**Extract**:

Most models of the B-25 were used at some point as training aircraft.
- TB-25D. Originally designated AT-24A (Advanced Trainer. Model 24, Version A). Trainer modification of B-25D. In total, 60 AT-24s were built.
- TB-25G. Originally designated AT-24B. Trainer modification of B-25G.
- TB-25C. Originally designated AT-24C. Trainer modification of B-25C.
- TB-25J. Originally designated AT-24D. Trainer modification of B-25J. Another 600 B-25Js were modified after the war.
- TB-25K. Hughes El fire-control radar trainer (Hughes). (Number made: 117.)
- TB-25L. Hayes pilot-trainer conversion. (Number made: 90.)
- TB-25M. Hughes E5 fire-control radar trainer. (Number made: 40.)
- TB-25N. Hayes navigator-trainer conversion. (Number made: 47.)
U.S. Navy / U.S. Marine Corps variants
- PBJ-1C. Similar to the B-25C for the US Navy; often fitted with airborne search radar and used in the anti-submarine role. (Number made: 50; W.Nr. 34998 - 35047)
- PBJ-1D. Similar to the B-25D for the US Navy and US Marine Corps. Differed in having a single .50 in (12.7 mm) machine gun in the tail turret and beam gun positions similar to the B-25H. Often fitted with airborne search radar and used in the antisubmarine role. (Number made: 152; W.Nr. 35048 - 35096, 35098 - 35193, 35196 - 35202)

**What you need to do**:
1) According to the B-25 variants text, how many AT-24s were built in total?
2) Copy the B-25 variants text between "- TB-25D. Originally" and "(Number made: 117.)", inclusive.
3) Carry on the B-25 variants text from its last sentence.

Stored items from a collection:

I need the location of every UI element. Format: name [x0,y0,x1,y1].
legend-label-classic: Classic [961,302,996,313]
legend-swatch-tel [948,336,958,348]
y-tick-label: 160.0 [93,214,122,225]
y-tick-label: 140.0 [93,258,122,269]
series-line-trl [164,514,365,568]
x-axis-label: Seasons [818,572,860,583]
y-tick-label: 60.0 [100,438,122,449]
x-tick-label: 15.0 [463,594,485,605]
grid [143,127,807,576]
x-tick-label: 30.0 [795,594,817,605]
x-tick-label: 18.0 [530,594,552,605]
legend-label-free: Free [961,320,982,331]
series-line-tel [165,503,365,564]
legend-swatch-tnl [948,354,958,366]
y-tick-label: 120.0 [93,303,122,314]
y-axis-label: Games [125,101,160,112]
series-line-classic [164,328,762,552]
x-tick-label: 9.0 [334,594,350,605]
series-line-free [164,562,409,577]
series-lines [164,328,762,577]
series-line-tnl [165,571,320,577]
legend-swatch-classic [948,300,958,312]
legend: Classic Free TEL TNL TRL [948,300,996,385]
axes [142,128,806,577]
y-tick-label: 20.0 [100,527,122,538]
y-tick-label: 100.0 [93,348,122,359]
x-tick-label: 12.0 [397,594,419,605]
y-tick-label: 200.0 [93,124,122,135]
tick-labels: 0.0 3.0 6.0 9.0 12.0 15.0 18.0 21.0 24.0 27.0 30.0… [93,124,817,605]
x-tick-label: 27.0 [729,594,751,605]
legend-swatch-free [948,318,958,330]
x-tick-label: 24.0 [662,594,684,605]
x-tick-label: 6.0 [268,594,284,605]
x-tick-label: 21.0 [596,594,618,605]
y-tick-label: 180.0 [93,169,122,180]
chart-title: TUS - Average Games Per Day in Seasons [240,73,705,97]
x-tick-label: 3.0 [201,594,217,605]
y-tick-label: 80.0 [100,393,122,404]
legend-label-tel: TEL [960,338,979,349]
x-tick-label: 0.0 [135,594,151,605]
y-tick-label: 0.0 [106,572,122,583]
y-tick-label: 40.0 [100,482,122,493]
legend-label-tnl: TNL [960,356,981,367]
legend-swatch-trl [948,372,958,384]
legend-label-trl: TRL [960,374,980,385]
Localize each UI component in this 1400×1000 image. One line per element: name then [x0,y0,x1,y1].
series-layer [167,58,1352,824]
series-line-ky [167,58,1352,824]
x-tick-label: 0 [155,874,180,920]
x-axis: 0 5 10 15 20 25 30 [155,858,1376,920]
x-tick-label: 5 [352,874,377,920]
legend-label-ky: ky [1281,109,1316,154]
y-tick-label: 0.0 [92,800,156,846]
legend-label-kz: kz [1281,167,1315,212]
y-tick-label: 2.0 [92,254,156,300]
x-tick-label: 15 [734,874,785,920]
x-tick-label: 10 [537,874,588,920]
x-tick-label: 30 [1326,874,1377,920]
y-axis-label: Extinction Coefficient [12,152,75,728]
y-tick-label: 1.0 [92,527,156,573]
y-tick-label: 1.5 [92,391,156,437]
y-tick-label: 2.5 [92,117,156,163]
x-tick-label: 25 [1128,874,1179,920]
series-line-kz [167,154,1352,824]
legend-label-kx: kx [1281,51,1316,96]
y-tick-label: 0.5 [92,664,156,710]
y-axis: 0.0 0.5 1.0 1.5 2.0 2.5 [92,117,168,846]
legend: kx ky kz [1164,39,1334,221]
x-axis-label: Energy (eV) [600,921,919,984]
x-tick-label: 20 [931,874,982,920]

**Task results**:
1) 60

2)
- TB-25D. Originally designated AT-24A (Advanced Trainer. Model 24, Version A). Trainer modification of B-25D. In total, 60 AT-24s were built.
- TB-25G. Originally designated AT-24B. Trainer modification of B-25G.
- TB-25C. Originally designated AT-24C. Trainer modification of B-25C.
- TB-25J. Originally designated AT-24D. Trainer modification of B-25J. Another 600 B-25Js were modified after the war.
- TB-25K. Hughes El fire-control radar trainer (Hughes). (Number made: 117.)

3)
- PBJ-1G. US Navy/US Marine Coips designation for the B-25G. (Number made: 1; W.Nr. 35097)
- PBJ-1H. US Navy/US Marine Corps designation for the B-25H. (Number made: 248; W.Nr. 35250-35297, 88872-89071)
- PBJ-1J. US Navy designation for the B-25J-NC (Blocks -1 through -35) with improvements in radio and other equipment. Often fitted with "package guns" and wingtip search radar for the anti-shipping/anti-submarine role. (Number made: 255; W.Nr. 35194-35195, 35203-35249, 35798-35920, 38980-39012, 64943-64992)
- One PBJ-1H was modified with carrier take-off and landing equipment and successfully tested on the USS Shangri-La, but the Navy did not continue development.